_Instruction_
Keep only the lines of the listing that include the word "name", and copy them.
==============================
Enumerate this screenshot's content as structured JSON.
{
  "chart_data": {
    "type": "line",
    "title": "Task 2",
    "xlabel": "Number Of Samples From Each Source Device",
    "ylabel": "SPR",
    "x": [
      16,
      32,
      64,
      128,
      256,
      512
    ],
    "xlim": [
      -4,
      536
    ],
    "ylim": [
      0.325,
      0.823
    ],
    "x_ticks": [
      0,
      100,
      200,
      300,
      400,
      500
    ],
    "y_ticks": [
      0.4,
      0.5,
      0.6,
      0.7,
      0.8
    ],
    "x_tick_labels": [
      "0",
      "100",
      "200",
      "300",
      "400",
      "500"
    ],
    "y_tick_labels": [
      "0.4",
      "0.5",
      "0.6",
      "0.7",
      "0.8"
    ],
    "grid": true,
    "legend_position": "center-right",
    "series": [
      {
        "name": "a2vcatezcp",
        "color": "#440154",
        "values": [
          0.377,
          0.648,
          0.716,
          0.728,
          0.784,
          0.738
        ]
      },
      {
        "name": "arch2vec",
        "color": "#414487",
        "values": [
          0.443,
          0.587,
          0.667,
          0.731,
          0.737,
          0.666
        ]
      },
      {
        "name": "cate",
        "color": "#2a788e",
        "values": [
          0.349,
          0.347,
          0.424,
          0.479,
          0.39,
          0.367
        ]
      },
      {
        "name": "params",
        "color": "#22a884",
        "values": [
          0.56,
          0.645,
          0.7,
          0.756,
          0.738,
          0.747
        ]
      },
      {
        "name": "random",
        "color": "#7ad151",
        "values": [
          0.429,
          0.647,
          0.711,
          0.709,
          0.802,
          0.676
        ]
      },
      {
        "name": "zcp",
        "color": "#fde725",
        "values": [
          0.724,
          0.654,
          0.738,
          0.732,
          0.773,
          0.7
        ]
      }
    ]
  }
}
==============================
_Output below_
        "name": "a2vcatezcp",
        "name": "arch2vec",
        "name": "cate",
        "name": "params",
        "name": "random",
        "name": "zcp",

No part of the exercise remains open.